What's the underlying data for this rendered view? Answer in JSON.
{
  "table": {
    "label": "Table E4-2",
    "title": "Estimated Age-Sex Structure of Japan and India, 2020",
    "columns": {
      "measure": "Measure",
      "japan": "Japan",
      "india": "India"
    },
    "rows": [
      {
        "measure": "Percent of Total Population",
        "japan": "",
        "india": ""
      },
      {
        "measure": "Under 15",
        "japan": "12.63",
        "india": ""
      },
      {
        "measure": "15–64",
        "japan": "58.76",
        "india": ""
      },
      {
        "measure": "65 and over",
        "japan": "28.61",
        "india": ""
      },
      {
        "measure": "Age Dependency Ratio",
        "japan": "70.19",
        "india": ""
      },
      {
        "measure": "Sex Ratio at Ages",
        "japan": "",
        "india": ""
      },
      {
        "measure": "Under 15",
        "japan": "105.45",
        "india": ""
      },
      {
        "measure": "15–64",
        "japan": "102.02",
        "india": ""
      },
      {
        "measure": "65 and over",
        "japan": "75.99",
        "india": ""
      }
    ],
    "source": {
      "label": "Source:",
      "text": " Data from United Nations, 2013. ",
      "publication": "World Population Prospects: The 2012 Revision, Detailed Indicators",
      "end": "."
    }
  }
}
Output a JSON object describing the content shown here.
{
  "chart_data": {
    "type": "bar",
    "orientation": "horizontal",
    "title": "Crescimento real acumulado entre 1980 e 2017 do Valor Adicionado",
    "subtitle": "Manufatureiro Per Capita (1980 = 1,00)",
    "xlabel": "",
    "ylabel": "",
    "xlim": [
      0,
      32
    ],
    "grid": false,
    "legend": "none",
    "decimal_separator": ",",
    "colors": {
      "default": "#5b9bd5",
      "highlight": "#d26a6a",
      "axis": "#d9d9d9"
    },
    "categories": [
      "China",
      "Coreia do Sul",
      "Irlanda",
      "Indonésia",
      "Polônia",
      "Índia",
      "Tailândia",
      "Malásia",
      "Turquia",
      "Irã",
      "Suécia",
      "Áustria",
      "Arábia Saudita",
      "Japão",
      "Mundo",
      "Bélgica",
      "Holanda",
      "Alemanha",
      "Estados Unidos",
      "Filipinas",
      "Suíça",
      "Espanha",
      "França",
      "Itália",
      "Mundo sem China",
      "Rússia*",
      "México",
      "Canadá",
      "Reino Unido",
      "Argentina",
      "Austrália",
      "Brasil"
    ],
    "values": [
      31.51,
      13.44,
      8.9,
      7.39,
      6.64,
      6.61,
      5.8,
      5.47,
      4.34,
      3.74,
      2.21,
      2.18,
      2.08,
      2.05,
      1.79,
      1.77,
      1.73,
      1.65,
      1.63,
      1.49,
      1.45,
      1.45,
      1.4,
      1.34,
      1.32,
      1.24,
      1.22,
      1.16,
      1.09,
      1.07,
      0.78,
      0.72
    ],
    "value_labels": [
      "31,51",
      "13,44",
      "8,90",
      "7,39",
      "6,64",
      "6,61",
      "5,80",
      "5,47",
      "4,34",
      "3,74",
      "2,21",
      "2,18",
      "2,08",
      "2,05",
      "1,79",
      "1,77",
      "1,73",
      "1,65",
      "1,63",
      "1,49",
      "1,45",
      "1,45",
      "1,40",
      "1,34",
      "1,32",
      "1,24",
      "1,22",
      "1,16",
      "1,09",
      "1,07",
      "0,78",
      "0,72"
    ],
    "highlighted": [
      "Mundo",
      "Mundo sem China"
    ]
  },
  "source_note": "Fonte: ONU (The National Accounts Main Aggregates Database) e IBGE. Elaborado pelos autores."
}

### Your instructions
Which lines above contain "measure"? Show each of them.

### Full output
      "measure": "Measure",
        "measure": "Percent of Total Population",
        "measure": "Under 15",
        "measure": "15–64",
        "measure": "65 and over",
        "measure": "Age Dependency Ratio",
        "measure": "Sex Ratio at Ages",
        "measure": "Under 15",
        "measure": "15–64",
        "measure": "65 and over",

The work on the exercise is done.